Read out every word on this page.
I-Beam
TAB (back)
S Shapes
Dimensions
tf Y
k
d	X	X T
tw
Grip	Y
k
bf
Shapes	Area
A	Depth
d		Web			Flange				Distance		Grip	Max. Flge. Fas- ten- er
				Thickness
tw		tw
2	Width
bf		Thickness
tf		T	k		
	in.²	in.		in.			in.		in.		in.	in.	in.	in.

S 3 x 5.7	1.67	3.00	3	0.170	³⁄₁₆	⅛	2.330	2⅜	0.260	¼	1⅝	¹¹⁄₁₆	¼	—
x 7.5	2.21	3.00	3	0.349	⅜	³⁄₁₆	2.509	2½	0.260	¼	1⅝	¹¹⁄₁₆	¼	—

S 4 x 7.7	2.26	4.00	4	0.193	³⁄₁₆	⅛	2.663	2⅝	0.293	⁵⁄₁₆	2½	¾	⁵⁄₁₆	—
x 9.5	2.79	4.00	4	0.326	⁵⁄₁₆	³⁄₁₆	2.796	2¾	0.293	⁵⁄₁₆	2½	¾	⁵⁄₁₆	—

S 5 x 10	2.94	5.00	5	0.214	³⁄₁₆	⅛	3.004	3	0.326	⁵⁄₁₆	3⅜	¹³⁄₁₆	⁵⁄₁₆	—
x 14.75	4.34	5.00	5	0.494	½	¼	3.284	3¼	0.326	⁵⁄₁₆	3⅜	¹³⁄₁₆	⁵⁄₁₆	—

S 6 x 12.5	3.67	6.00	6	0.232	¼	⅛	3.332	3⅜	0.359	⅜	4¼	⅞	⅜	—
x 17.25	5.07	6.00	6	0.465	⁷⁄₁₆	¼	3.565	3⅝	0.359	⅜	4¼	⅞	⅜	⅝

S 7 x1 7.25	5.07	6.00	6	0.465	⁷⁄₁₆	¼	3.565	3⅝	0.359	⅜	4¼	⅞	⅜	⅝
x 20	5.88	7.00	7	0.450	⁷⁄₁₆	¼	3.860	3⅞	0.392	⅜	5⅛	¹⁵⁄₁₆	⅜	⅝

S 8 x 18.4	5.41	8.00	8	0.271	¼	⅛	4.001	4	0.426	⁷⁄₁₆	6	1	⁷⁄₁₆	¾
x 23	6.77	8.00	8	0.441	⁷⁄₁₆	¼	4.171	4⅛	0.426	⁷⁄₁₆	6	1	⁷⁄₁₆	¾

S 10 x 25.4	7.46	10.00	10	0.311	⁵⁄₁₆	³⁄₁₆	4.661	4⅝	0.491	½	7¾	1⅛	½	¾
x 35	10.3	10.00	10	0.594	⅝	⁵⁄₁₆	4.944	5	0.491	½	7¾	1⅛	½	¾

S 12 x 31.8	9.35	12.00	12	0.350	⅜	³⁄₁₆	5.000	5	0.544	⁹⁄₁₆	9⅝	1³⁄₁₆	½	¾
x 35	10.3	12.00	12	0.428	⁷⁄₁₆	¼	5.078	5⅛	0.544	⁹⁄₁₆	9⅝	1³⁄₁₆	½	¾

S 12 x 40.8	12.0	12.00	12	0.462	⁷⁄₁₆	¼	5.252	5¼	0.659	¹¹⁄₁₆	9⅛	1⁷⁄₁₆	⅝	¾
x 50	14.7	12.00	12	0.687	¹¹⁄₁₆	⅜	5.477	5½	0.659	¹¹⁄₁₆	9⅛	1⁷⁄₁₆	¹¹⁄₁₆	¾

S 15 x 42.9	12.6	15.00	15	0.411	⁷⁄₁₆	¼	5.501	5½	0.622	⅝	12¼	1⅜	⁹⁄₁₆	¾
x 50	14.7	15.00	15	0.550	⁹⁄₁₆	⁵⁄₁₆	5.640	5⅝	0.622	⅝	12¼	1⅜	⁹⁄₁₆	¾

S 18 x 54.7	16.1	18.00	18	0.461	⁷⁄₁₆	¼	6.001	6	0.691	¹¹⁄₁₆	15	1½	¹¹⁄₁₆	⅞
---------------
*WHAT IS ASKED*. Count how many lines in the data contain the word "Grip", giving the number without comment.

*COMPLETED TASK*. 2